→ Task inputs:
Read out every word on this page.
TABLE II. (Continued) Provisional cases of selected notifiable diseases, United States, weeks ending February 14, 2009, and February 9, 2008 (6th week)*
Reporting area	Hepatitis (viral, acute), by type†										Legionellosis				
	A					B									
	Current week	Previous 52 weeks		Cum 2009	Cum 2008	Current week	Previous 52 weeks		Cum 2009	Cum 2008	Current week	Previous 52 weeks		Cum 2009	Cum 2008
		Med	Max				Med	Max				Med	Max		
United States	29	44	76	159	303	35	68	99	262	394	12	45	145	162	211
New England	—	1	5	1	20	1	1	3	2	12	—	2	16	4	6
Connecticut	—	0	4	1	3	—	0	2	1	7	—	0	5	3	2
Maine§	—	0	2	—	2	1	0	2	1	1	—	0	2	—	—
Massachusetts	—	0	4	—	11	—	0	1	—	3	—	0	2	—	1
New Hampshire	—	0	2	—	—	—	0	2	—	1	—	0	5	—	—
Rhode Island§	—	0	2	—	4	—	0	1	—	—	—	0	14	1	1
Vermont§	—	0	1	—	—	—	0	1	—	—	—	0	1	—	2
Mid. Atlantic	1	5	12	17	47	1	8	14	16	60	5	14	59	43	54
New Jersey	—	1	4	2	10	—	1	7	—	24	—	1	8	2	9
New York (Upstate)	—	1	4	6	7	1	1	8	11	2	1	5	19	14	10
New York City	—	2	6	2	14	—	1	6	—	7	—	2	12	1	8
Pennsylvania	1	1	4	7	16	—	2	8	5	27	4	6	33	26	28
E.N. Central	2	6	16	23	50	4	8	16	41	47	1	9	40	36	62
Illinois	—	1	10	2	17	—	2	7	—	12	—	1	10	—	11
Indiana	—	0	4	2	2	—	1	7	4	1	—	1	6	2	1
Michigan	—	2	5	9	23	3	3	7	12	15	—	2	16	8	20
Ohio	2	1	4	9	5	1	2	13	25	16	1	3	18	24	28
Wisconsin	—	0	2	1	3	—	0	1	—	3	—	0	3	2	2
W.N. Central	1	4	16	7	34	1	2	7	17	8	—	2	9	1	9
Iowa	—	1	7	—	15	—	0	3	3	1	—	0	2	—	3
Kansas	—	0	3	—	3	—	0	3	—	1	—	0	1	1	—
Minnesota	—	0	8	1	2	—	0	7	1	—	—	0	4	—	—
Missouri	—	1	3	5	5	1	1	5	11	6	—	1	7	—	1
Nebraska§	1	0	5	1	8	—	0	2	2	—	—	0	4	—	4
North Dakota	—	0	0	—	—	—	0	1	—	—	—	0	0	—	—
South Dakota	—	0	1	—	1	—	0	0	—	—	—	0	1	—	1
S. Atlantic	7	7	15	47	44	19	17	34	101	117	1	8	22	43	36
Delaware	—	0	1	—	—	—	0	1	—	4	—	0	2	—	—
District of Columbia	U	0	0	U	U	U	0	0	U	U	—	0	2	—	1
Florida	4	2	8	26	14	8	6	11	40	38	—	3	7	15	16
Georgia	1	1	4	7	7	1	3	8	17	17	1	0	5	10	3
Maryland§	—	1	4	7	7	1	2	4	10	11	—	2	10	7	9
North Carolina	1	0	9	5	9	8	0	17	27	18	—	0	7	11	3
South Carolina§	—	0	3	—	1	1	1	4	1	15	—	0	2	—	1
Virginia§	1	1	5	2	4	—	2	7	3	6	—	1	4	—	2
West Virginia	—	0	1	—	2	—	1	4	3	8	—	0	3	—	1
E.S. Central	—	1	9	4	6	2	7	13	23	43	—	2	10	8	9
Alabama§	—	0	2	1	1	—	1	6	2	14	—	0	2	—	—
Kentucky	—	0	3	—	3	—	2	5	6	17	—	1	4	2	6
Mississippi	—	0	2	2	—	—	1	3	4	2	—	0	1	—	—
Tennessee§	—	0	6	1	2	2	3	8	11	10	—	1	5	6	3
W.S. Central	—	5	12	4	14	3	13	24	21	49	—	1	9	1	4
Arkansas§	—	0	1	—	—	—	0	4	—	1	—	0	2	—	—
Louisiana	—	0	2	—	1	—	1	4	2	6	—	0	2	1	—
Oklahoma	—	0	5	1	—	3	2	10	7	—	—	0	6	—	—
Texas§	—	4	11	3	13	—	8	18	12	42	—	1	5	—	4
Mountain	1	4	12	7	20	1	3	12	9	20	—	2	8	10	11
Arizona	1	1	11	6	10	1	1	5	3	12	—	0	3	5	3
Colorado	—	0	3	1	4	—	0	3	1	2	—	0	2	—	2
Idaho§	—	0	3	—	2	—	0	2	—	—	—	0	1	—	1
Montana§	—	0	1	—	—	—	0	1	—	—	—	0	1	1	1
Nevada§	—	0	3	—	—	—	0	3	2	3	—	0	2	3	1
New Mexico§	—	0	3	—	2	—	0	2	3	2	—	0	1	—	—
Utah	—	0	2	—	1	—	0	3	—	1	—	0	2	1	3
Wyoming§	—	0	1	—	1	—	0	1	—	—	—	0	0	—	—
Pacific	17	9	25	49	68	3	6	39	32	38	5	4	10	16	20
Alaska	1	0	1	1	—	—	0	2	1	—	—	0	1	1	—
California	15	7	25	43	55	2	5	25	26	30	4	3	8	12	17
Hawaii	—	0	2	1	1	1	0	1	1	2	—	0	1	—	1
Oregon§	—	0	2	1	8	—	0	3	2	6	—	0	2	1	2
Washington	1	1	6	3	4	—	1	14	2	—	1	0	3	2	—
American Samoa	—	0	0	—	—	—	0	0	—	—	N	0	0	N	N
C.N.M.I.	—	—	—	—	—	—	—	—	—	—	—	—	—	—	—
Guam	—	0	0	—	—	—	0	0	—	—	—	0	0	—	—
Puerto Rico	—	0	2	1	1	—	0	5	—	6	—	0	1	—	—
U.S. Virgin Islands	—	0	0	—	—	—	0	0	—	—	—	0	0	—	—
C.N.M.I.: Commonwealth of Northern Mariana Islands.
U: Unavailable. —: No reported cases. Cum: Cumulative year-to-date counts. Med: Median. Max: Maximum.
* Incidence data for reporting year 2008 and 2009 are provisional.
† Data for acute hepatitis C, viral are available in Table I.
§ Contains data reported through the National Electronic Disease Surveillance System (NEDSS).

→ Your assignment: Whenever a line in the entries above includes the word "Atlantic", pull that line out.

→ Task solution:
Mid. Atlantic	1	5	12	17	47	1	8	14	16	60	5	14	59	43	54
S. Atlantic	7	7	15	47	44	19	17	34	101	117	1	8	22	43	36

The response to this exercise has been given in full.